Provided data

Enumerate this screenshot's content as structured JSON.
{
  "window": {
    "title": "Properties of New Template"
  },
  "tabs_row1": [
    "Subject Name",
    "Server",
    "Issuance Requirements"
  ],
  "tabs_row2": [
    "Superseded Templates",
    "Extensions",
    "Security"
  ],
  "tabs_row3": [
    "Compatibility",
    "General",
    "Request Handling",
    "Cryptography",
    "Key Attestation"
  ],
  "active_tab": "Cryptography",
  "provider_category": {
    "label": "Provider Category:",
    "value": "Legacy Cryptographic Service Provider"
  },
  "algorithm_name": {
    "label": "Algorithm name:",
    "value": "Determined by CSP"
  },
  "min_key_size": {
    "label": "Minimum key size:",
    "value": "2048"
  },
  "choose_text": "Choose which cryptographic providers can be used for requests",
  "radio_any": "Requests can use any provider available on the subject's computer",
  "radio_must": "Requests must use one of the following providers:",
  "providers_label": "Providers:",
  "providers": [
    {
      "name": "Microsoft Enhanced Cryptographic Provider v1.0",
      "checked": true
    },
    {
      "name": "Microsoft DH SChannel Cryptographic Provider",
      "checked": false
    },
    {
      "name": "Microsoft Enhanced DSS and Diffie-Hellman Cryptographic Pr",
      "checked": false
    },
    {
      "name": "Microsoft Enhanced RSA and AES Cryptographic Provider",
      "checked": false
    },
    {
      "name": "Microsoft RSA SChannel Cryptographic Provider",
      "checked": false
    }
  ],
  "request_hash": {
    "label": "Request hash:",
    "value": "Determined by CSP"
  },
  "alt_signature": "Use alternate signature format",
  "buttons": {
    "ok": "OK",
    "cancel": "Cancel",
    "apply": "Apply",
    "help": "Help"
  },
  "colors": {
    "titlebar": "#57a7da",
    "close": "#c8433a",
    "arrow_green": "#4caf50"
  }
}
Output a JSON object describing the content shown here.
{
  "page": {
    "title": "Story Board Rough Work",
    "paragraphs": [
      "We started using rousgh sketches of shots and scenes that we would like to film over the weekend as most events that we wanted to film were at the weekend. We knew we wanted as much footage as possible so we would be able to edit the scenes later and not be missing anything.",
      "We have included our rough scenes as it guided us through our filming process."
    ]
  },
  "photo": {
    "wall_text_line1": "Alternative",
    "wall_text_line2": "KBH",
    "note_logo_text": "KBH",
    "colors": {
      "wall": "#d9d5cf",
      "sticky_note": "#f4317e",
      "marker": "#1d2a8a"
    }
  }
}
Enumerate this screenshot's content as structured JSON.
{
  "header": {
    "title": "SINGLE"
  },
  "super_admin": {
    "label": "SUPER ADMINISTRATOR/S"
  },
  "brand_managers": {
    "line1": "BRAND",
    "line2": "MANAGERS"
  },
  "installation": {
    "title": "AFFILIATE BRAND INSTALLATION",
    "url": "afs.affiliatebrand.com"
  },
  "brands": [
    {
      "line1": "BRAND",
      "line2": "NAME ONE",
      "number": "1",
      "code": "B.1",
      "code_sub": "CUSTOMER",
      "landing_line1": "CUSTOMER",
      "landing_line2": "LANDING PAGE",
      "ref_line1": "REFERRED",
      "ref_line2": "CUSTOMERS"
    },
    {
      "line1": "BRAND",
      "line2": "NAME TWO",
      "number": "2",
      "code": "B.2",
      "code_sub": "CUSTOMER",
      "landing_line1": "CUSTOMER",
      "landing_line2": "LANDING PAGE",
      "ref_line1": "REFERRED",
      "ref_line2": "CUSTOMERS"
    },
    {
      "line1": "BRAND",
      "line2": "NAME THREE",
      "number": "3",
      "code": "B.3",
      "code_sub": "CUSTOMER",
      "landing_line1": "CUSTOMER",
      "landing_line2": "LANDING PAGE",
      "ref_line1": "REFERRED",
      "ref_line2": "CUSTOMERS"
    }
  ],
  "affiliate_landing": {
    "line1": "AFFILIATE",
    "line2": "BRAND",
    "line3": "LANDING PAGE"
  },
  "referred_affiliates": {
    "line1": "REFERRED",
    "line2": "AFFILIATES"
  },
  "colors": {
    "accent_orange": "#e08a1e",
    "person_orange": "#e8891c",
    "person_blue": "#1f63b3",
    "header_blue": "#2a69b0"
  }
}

Short problem
Please reproduce the entire listing, exactly as shown.

Exercise response
Enumerate this screenshot's content as structured JSON.
{
  "window": {
    "title": "Properties of New Template"
  },
  "tabs_row1": [
    "Subject Name",
    "Server",
    "Issuance Requirements"
  ],
  "tabs_row2": [
    "Superseded Templates",
    "Extensions",
    "Security"
  ],
  "tabs_row3": [
    "Compatibility",
    "General",
    "Request Handling",
    "Cryptography",
    "Key Attestation"
  ],
  "active_tab": "Cryptography",
  "provider_category": {
    "label": "Provider Category:",
    "value": "Legacy Cryptographic Service Provider"
  },
  "algorithm_name": {
    "label": "Algorithm name:",
    "value": "Determined by CSP"
  },
  "min_key_size": {
    "label": "Minimum key size:",
    "value": "2048"
  },
  "choose_text": "Choose which cryptographic providers can be used for requests",
  "radio_any": "Requests can use any provider available on the subject's computer",
  "radio_must": "Requests must use one of the following providers:",
  "providers_label": "Providers:",
  "providers": [
    {
      "name": "Microsoft Enhanced Cryptographic Provider v1.0",
      "checked": true
    },
    {
      "name": "Microsoft DH SChannel Cryptographic Provider",
      "checked": false
    },
    {
      "name": "Microsoft Enhanced DSS and Diffie-Hellman Cryptographic Pr",
      "checked": false
    },
    {
      "name": "Microsoft Enhanced RSA and AES Cryptographic Provider",
      "checked": false
    },
    {
      "name": "Microsoft RSA SChannel Cryptographic Provider",
      "checked": false
    }
  ],
  "request_hash": {
    "label": "Request hash:",
    "value": "Determined by CSP"
  },
  "alt_signature": "Use alternate signature format",
  "buttons": {
    "ok": "OK",
    "cancel": "Cancel",
    "apply": "Apply",
    "help": "Help"
  },
  "colors": {
    "titlebar": "#57a7da",
    "close": "#c8433a",
    "arrow_green": "#4caf50"
  }
}
Output a JSON object describing the content shown here.
{
  "page": {
    "title": "Story Board Rough Work",
    "paragraphs": [
      "We started using rousgh sketches of shots and scenes that we would like to film over the weekend as most events that we wanted to film were at the weekend. We knew we wanted as much footage as possible so we would be able to edit the scenes later and not be missing anything.",
      "We have included our rough scenes as it guided us through our filming process."
    ]
  },
  "photo": {
    "wall_text_line1": "Alternative",
    "wall_text_line2": "KBH",
    "note_logo_text": "KBH",
    "colors": {
      "wall": "#d9d5cf",
      "sticky_note": "#f4317e",
      "marker": "#1d2a8a"
    }
  }
}
Enumerate this screenshot's content as structured JSON.
{
  "header": {
    "title": "SINGLE"
  },
  "super_admin": {
    "label": "SUPER ADMINISTRATOR/S"
  },
  "brand_managers": {
    "line1": "BRAND",
    "line2": "MANAGERS"
  },
  "installation": {
    "title": "AFFILIATE BRAND INSTALLATION",
    "url": "afs.affiliatebrand.com"
  },
  "brands": [
    {
      "line1": "BRAND",
      "line2": "NAME ONE",
      "number": "1",
      "code": "B.1",
      "code_sub": "CUSTOMER",
      "landing_line1": "CUSTOMER",
      "landing_line2": "LANDING PAGE",
      "ref_line1": "REFERRED",
      "ref_line2": "CUSTOMERS"
    },
    {
      "line1": "BRAND",
      "line2": "NAME TWO",
      "number": "2",
      "code": "B.2",
      "code_sub": "CUSTOMER",
      "landing_line1": "CUSTOMER",
      "landing_line2": "LANDING PAGE",
      "ref_line1": "REFERRED",
      "ref_line2": "CUSTOMERS"
    },
    {
      "line1": "BRAND",
      "line2": "NAME THREE",
      "number": "3",
      "code": "B.3",
      "code_sub": "CUSTOMER",
      "landing_line1": "CUSTOMER",
      "landing_line2": "LANDING PAGE",
      "ref_line1": "REFERRED",
      "ref_line2": "CUSTOMERS"
    }
  ],
  "affiliate_landing": {
    "line1": "AFFILIATE",
    "line2": "BRAND",
    "line3": "LANDING PAGE"
  },
  "referred_affiliates": {
    "line1": "REFERRED",
    "line2": "AFFILIATES"
  },
  "colors": {
    "accent_orange": "#e08a1e",
    "person_orange": "#e8891c",
    "person_blue": "#1f63b3",
    "header_blue": "#2a69b0"
  }
}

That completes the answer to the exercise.